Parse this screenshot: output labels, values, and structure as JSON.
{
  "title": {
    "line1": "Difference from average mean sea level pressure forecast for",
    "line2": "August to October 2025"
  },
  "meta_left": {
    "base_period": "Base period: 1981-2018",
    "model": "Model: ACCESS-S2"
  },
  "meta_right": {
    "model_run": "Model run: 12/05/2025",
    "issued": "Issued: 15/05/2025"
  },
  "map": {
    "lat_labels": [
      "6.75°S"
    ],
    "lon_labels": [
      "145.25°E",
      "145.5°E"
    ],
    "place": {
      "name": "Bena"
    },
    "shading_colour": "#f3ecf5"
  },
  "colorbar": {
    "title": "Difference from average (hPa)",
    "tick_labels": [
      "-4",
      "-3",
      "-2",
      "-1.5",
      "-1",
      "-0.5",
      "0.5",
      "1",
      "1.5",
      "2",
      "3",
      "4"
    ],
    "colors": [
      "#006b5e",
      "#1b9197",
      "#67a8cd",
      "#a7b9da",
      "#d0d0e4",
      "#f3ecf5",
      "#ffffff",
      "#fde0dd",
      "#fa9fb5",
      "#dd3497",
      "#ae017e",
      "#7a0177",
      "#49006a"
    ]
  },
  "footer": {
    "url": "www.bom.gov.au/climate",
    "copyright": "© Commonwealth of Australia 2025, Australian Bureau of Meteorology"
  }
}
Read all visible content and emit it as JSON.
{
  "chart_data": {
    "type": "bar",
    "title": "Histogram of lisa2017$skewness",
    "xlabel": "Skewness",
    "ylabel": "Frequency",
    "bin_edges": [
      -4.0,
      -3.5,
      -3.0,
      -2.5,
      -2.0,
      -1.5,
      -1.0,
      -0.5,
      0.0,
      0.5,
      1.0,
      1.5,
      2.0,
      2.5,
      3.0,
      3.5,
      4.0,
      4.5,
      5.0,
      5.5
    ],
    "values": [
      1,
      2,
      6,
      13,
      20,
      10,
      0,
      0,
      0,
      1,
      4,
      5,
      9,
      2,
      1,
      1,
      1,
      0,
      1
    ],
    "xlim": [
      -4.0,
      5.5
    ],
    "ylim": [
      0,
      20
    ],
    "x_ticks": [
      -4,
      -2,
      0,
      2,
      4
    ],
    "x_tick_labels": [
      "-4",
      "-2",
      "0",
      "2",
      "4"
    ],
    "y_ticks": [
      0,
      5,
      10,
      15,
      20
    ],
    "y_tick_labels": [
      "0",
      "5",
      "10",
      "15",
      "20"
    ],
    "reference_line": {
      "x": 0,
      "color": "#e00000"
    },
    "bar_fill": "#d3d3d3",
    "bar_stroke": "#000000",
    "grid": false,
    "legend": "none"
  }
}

________________________________________

TASK OBJECTIVE: Scan the data above; copy every line where "values" appears.

RESPONSE TO THE EXERCISE:
Parse this screenshot: output labels, values, and structure as JSON.
    "values": [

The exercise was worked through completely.